> **Set exercise**: Retype all of the data exactly as given.

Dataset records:
_ _ _ _ _
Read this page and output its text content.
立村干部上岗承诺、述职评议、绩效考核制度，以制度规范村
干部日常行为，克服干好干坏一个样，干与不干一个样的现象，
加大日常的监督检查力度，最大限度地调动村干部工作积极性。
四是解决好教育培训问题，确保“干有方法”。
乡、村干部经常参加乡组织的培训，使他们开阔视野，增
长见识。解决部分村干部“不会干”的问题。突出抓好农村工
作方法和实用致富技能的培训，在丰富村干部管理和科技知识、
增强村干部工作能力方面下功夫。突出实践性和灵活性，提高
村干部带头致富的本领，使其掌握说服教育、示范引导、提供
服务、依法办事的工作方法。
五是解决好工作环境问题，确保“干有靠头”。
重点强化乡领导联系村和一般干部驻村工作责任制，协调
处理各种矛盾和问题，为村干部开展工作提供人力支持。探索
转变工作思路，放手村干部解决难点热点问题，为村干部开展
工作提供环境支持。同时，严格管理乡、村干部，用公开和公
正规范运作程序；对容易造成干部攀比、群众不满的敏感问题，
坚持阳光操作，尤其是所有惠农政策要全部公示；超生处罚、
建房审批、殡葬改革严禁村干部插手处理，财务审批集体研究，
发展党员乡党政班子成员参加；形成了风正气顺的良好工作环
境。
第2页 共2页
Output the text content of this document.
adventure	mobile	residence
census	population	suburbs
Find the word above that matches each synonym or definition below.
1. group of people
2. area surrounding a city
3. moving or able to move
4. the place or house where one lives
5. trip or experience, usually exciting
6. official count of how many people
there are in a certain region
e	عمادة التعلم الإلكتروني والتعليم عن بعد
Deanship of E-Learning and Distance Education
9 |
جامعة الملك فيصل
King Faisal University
_ _ _ _ _
> **Answer to this task**:
Read this page and output its text content.
立村干部上岗承诺、述职评议、绩效考核制度，以制度规范村
干部日常行为，克服干好干坏一个样，干与不干一个样的现象，
加大日常的监督检查力度，最大限度地调动村干部工作积极性。
四是解决好教育培训问题，确保“干有方法”。
乡、村干部经常参加乡组织的培训，使他们开阔视野，增
长见识。解决部分村干部“不会干”的问题。突出抓好农村工
作方法和实用致富技能的培训，在丰富村干部管理和科技知识、
增强村干部工作能力方面下功夫。突出实践性和灵活性，提高
村干部带头致富的本领，使其掌握说服教育、示范引导、提供
服务、依法办事的工作方法。
五是解决好工作环境问题，确保“干有靠头”。
重点强化乡领导联系村和一般干部驻村工作责任制，协调
处理各种矛盾和问题，为村干部开展工作提供人力支持。探索
转变工作思路，放手村干部解决难点热点问题，为村干部开展
工作提供环境支持。同时，严格管理乡、村干部，用公开和公
正规范运作程序；对容易造成干部攀比、群众不满的敏感问题，
坚持阳光操作，尤其是所有惠农政策要全部公示；超生处罚、
建房审批、殡葬改革严禁村干部插手处理，财务审批集体研究，
发展党员乡党政班子成员参加；形成了风正气顺的良好工作环
境。
第2页 共2页
Output the text content of this document.
adventure	mobile	residence
census	population	suburbs
Find the word above that matches each synonym or definition below.
1. group of people
2. area surrounding a city
3. moving or able to move
4. the place or house where one lives
5. trip or experience, usually exciting
6. official count of how many people
there are in a certain region
e	عمادة التعلم الإلكتروني والتعليم عن بعد
Deanship of E-Learning and Distance Education
9 |
جامعة الملك فيصل
King Faisal University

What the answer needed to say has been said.